**The task:** Reproduce each line of the entries below verbatim, without altering anything.

::::::

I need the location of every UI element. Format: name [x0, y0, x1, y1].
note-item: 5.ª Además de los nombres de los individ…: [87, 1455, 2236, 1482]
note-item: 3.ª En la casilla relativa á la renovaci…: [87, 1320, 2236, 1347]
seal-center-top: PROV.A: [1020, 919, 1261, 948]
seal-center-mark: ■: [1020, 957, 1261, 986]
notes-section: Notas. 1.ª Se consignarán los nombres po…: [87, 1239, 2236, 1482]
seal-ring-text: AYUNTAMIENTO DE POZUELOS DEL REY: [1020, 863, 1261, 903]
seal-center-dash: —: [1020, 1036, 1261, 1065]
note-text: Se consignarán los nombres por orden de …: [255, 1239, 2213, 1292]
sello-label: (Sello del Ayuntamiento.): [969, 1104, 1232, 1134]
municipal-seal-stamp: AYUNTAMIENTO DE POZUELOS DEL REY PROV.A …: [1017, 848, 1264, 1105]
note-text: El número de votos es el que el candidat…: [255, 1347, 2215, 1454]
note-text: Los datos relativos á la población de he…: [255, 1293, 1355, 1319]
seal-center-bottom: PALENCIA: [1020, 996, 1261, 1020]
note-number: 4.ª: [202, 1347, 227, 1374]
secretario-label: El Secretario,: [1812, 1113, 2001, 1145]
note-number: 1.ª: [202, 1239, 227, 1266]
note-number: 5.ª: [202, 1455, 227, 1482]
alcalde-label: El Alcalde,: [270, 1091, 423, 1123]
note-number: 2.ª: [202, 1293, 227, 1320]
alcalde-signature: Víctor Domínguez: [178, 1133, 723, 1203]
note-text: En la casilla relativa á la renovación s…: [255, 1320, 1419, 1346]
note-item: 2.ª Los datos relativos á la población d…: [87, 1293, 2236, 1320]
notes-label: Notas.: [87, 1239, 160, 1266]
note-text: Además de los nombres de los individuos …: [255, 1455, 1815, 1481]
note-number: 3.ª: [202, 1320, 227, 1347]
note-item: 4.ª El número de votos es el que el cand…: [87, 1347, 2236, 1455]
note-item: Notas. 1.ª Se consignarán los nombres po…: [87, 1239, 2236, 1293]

::::::

**Full answer:**
I need the location of every UI element. Format: name [x0, y0, x1, y1].
note-item: 5.ª Además de los nombres de los individ…: [87, 1455, 2236, 1482]
note-item: 3.ª En la casilla relativa á la renovaci…: [87, 1320, 2236, 1347]
seal-center-top: PROV.A: [1020, 919, 1261, 948]
seal-center-mark: ■: [1020, 957, 1261, 986]
notes-section: Notas. 1.ª Se consignarán los nombres po…: [87, 1239, 2236, 1482]
seal-ring-text: AYUNTAMIENTO DE POZUELOS DEL REY: [1020, 863, 1261, 903]
seal-center-dash: —: [1020, 1036, 1261, 1065]
note-text: Se consignarán los nombres por orden de …: [255, 1239, 2213, 1292]
sello-label: (Sello del Ayuntamiento.): [969, 1104, 1232, 1134]
municipal-seal-stamp: AYUNTAMIENTO DE POZUELOS DEL REY PROV.A …: [1017, 848, 1264, 1105]
note-text: El número de votos es el que el candidat…: [255, 1347, 2215, 1454]
note-text: Los datos relativos á la población de he…: [255, 1293, 1355, 1319]
seal-center-bottom: PALENCIA: [1020, 996, 1261, 1020]
note-number: 4.ª: [202, 1347, 227, 1374]
secretario-label: El Secretario,: [1812, 1113, 2001, 1145]
note-number: 1.ª: [202, 1239, 227, 1266]
note-number: 5.ª: [202, 1455, 227, 1482]
alcalde-label: El Alcalde,: [270, 1091, 423, 1123]
note-number: 2.ª: [202, 1293, 227, 1320]
alcalde-signature: Víctor Domínguez: [178, 1133, 723, 1203]
note-text: En la casilla relativa á la renovación s…: [255, 1320, 1419, 1346]
note-item: 2.ª Los datos relativos á la población d…: [87, 1293, 2236, 1320]
notes-label: Notas.: [87, 1239, 160, 1266]
note-text: Además de los nombres de los individuos …: [255, 1455, 1815, 1481]
note-number: 3.ª: [202, 1320, 227, 1347]
note-item: 4.ª El número de votos es el que el cand…: [87, 1347, 2236, 1455]
note-item: Notas. 1.ª Se consignarán los nombres po…: [87, 1239, 2236, 1293]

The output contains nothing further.